▶ Your instructions: Select and reproduce each line of the listing below that bears the string "this".

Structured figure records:
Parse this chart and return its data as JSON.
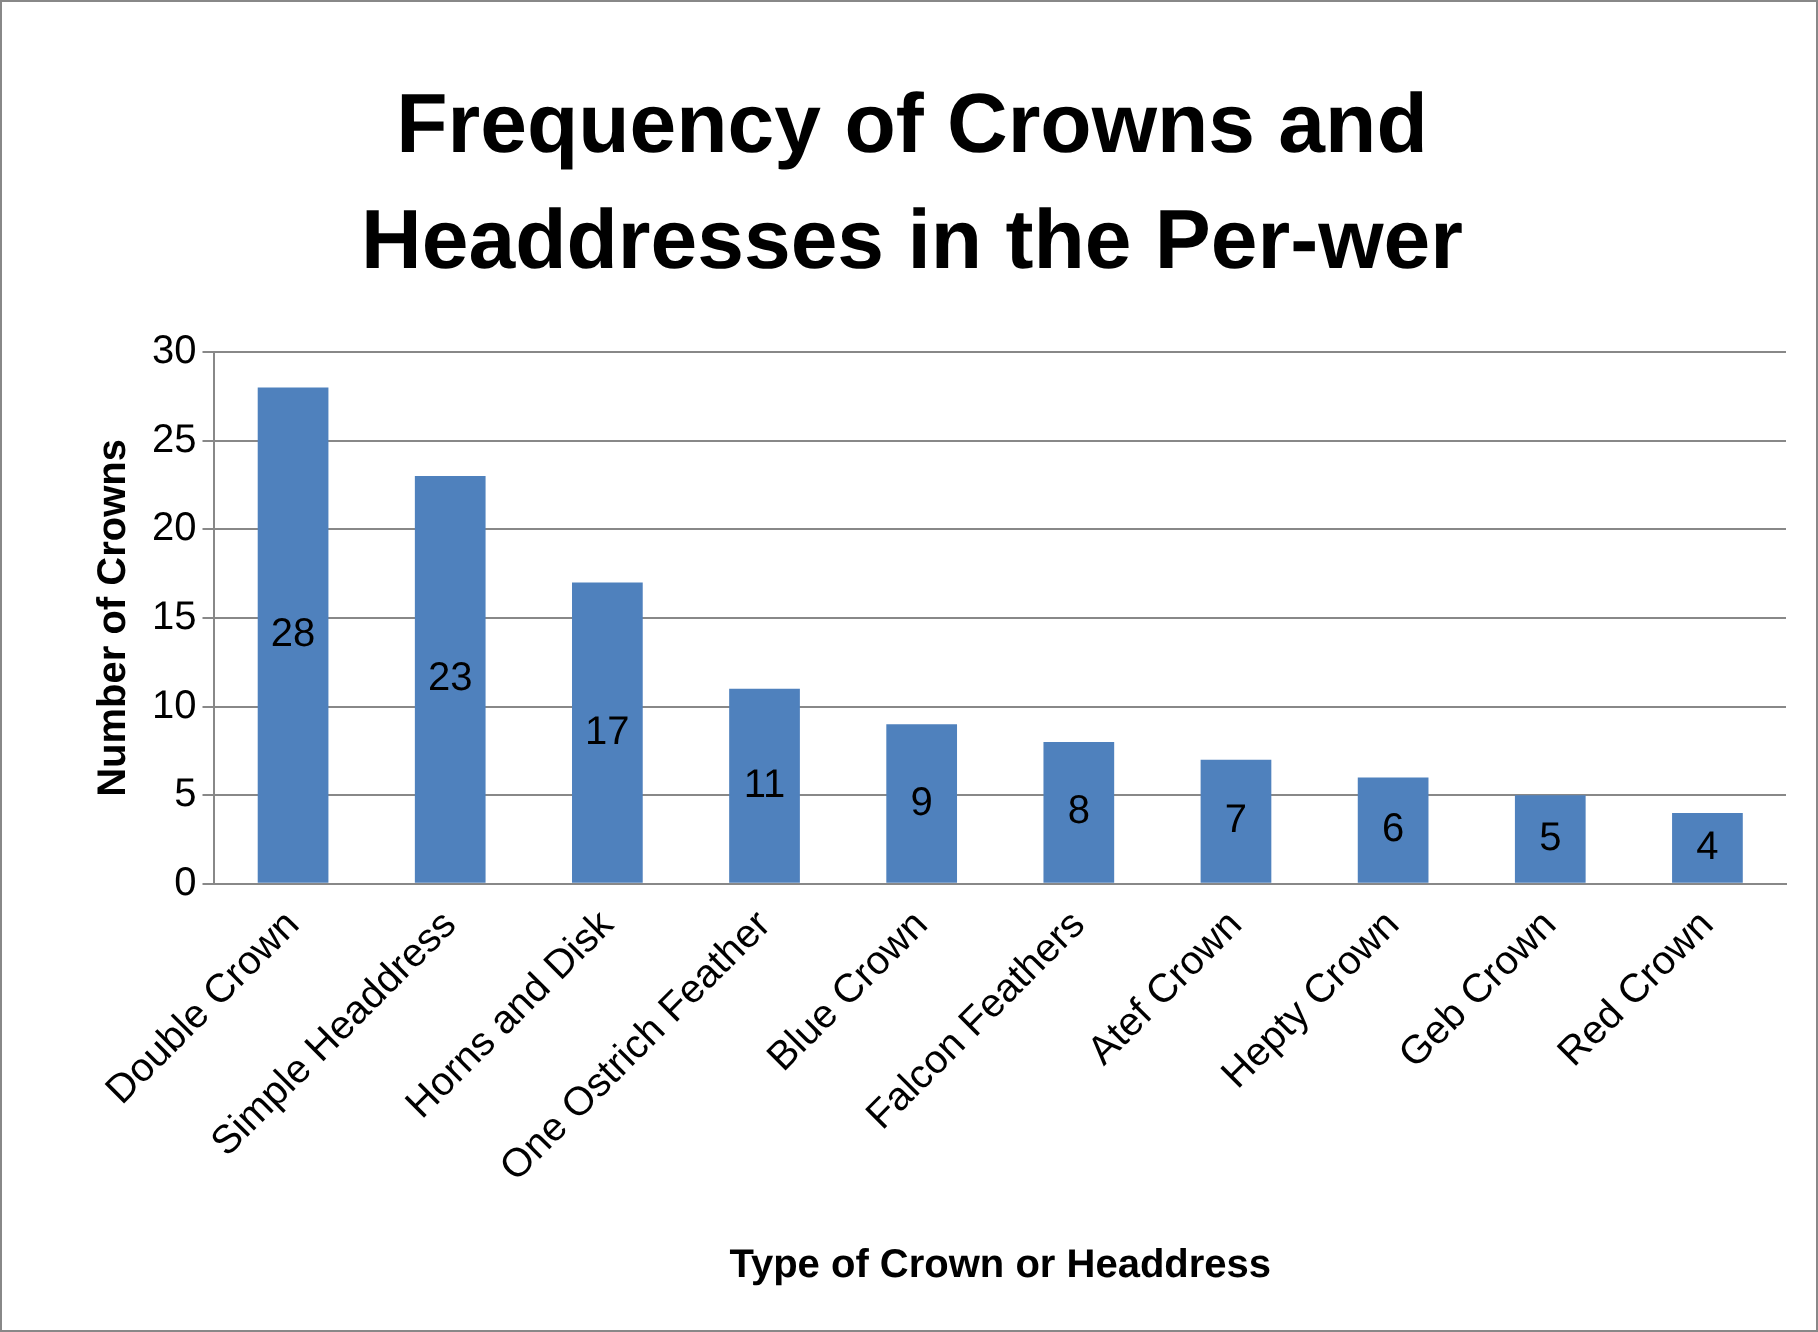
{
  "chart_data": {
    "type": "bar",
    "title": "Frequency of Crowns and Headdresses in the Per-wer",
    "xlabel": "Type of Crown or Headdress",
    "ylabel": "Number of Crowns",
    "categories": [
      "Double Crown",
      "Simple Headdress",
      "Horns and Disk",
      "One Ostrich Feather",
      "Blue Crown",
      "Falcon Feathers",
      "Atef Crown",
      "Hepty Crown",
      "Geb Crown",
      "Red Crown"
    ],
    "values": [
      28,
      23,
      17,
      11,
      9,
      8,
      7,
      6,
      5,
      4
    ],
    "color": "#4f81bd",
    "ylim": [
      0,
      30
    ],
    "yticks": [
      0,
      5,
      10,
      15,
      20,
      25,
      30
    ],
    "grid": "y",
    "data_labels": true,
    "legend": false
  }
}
--
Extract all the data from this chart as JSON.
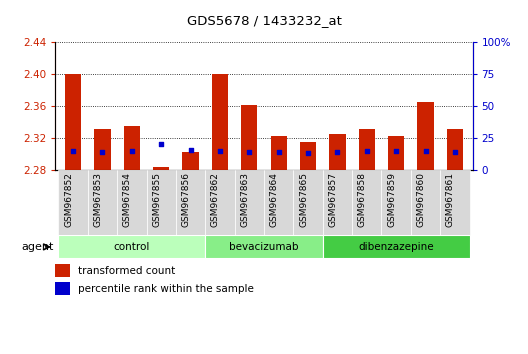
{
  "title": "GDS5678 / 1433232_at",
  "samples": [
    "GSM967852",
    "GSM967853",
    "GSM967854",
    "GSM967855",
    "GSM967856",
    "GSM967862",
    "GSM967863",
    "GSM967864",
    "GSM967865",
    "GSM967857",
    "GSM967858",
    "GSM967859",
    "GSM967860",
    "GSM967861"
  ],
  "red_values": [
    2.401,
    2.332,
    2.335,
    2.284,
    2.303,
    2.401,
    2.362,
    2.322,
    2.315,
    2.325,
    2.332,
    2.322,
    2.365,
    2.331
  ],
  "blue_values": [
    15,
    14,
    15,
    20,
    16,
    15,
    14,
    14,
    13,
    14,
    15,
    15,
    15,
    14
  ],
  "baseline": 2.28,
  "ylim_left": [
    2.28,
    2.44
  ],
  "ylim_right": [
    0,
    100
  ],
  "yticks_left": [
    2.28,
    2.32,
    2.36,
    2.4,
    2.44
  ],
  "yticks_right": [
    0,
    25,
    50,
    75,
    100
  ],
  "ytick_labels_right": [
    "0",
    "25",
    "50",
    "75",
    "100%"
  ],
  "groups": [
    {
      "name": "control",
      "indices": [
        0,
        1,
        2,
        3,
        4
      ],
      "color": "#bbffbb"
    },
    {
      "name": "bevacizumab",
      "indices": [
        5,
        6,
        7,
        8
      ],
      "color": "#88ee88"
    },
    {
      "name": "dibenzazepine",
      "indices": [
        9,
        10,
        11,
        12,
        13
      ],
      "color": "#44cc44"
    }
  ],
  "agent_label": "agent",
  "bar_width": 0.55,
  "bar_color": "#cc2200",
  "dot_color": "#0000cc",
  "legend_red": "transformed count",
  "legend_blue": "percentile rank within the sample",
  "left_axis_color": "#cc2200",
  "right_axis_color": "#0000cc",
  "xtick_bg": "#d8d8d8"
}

▶ Full response:
Parse this chart and return its data as JSON.
Extract all the data from this chart as JSON.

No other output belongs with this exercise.